◆ TASK OBJECTIVE ◆
Please transcribe the records precisely; pictures stay out of your copy.

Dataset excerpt
—————
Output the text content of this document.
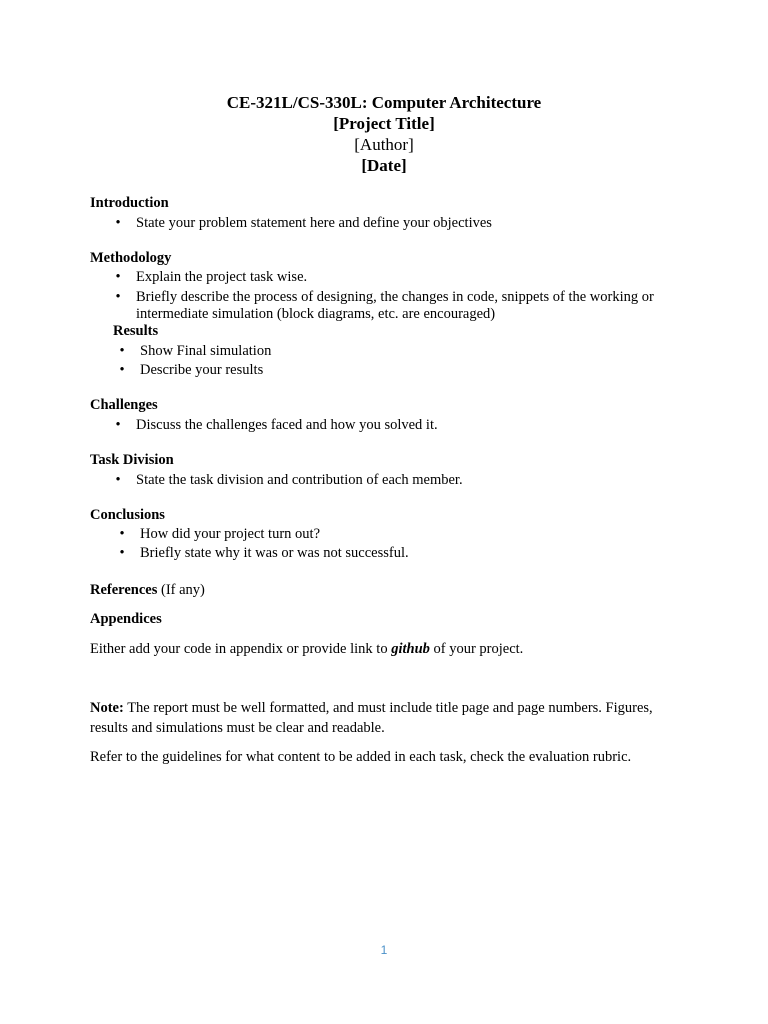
CE-321L/CS-330L: Computer Architecture
[Project Title]
[Author]
[Date]
Introduction
•	State your problem statement here and define your objectives
Methodology
•	Explain the project task wise.
•	Briefly describe the process of designing, the changes in code, snippets of the working or
intermediate simulation (block diagrams, etc. are encouraged)
Results
•	Show Final simulation
•	Describe your results
Challenges
•	Discuss the challenges faced and how you solved it.
Task Division
•	State the task division and contribution of each member.
Conclusions
•	How did your project turn out?
•	Briefly state why it was or was not successful.
References (If any)
Appendices
Either add your code in appendix or provide link to github of your project.
Note: The report must be well formatted, and must include title page and page numbers. Figures,
results and simulations must be clear and readable.
Refer to the guidelines for what content to be added in each task, check the evaluation rubric.
1
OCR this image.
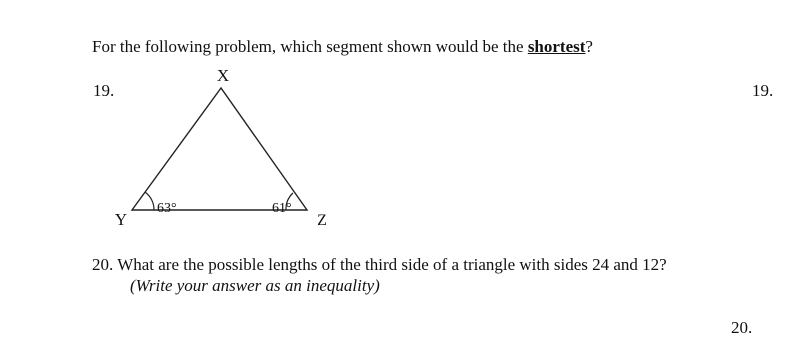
For the following problem, which segment shown would be the shortest?
19.	19.
X
Y	Z
63°	61°
20. What are the possible lengths of the third side of a triangle with sides 24 and 12?
(Write your answer as an inequality)
20.
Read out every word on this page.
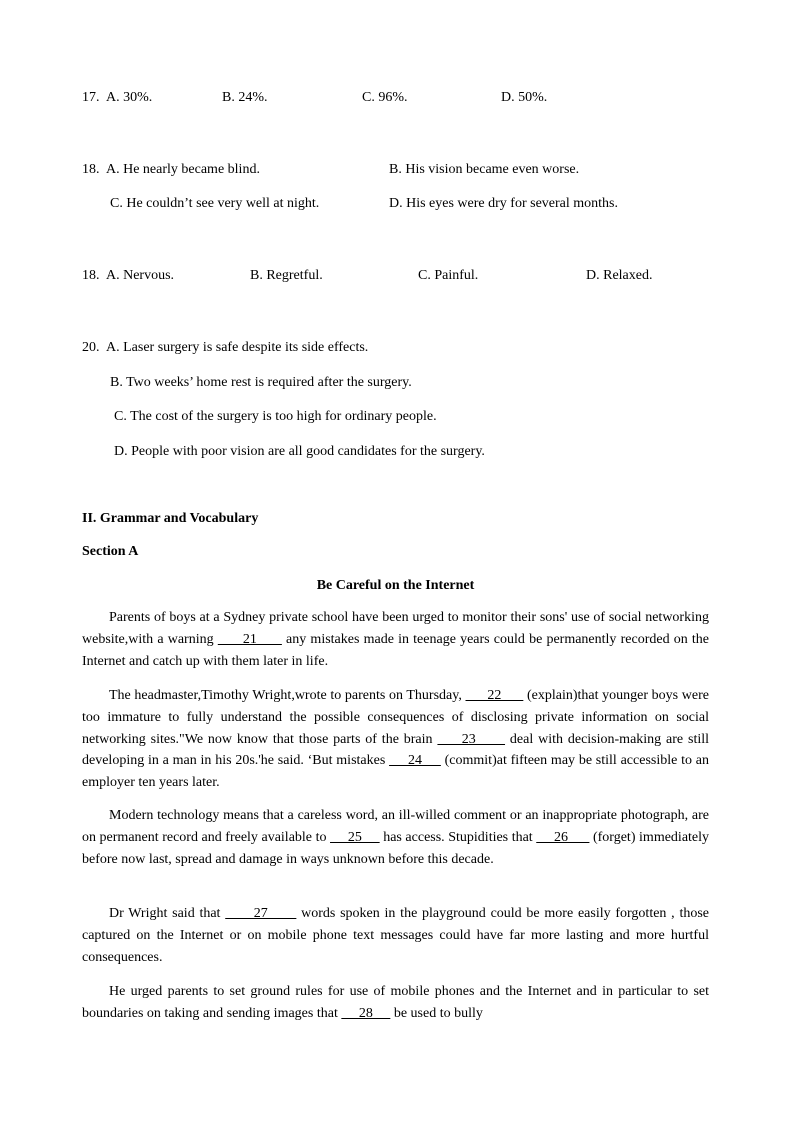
17. A. 30%.	B. 24%.	C. 96%.	D. 50%.
18. A. He nearly became blind.	B. His vision became even worse.
C. He couldn’t see very well at night.	D. His eyes were dry for several months.
18. A. Nervous.	B. Regretful.	C. Painful.	D. Relaxed.
20. A. Laser surgery is safe despite its side effects.
B. Two weeks’ home rest is required after the surgery.
C. The cost of the surgery is too high for ordinary people.
D. People with poor vision are all good candidates for the surgery.
II. Grammar and Vocabulary
Section A
Be Careful on the Internet

Parents of boys at a Sydney private school have been urged to monitor their sons' use of social networking website,with a warning       21       any mistakes made in teenage years could be permanently recorded on the Internet and catch up with them later in life.

The headmaster,Timothy Wright,wrote to parents on Thursday,       22       (explain)that younger boys were too immature to fully understand the possible consequences of disclosing private information on social networking sites."We now know that those parts of the brain      23       deal with decision-making are still developing in a man in his 20s.'he said. ‘But mistakes      24      (commit)at fifteen may be still accessible to an employer ten years later.

Modern technology means that a careless word, an ill-willed comment or an inappropriate photograph, are on permanent record and freely available to      25      has access. Stupidities that      26       (forget) immediately before now last, spread and damage in ways unknown before this decade.

Dr Wright said that       27       words spoken in the playground could be more easily forgotten , those captured on the Internet or on mobile phone text messages could have far more lasting and more hurtful consequences.

He urged parents to set ground rules for use of mobile phones and the Internet and in particular to set boundaries on taking and sending images that      28      be used to bully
—————
◆ RESULT FOR THIS TASK ◆
Output the text content of this document.
CE-321L/CS-330L: Computer Architecture
[Project Title]
[Author]
[Date]
Introduction
•	State your problem statement here and define your objectives
Methodology
•	Explain the project task wise.
•	Briefly describe the process of designing, the changes in code, snippets of the working or
intermediate simulation (block diagrams, etc. are encouraged)
Results
•	Show Final simulation
•	Describe your results
Challenges
•	Discuss the challenges faced and how you solved it.
Task Division
•	State the task division and contribution of each member.
Conclusions
•	How did your project turn out?
•	Briefly state why it was or was not successful.
References (If any)
Appendices
Either add your code in appendix or provide link to github of your project.
Note: The report must be well formatted, and must include title page and page numbers. Figures,
results and simulations must be clear and readable.
Refer to the guidelines for what content to be added in each task, check the evaluation rubric.
1
OCR this image.
For the following problem, which segment shown would be the shortest?
19.	19.
X
Y	Z
63°	61°
20. What are the possible lengths of the third side of a triangle with sides 24 and 12?
(Write your answer as an inequality)
20.
Read out every word on this page.
17. A. 30%.	B. 24%.	C. 96%.	D. 50%.
18. A. He nearly became blind.	B. His vision became even worse.
C. He couldn’t see very well at night.	D. His eyes were dry for several months.
18. A. Nervous.	B. Regretful.	C. Painful.	D. Relaxed.
20. A. Laser surgery is safe despite its side effects.
B. Two weeks’ home rest is required after the surgery.
C. The cost of the surgery is too high for ordinary people.
D. People with poor vision are all good candidates for the surgery.
II. Grammar and Vocabulary
Section A
Be Careful on the Internet

Parents of boys at a Sydney private school have been urged to monitor their sons' use of social networking website,with a warning       21       any mistakes made in teenage years could be permanently recorded on the Internet and catch up with them later in life.

The headmaster,Timothy Wright,wrote to parents on Thursday,       22       (explain)that younger boys were too immature to fully understand the possible consequences of disclosing private information on social networking sites."We now know that those parts of the brain      23       deal with decision-making are still developing in a man in his 20s.'he said. ‘But mistakes      24      (commit)at fifteen may be still accessible to an employer ten years later.

Modern technology means that a careless word, an ill-willed comment or an inappropriate photograph, are on permanent record and freely available to      25      has access. Stupidities that      26       (forget) immediately before now last, spread and damage in ways unknown before this decade.

Dr Wright said that       27       words spoken in the playground could be more easily forgotten , those captured on the Internet or on mobile phone text messages could have far more lasting and more hurtful consequences.

He urged parents to set ground rules for use of mobile phones and the Internet and in particular to set boundaries on taking and sending images that      28      be used to bully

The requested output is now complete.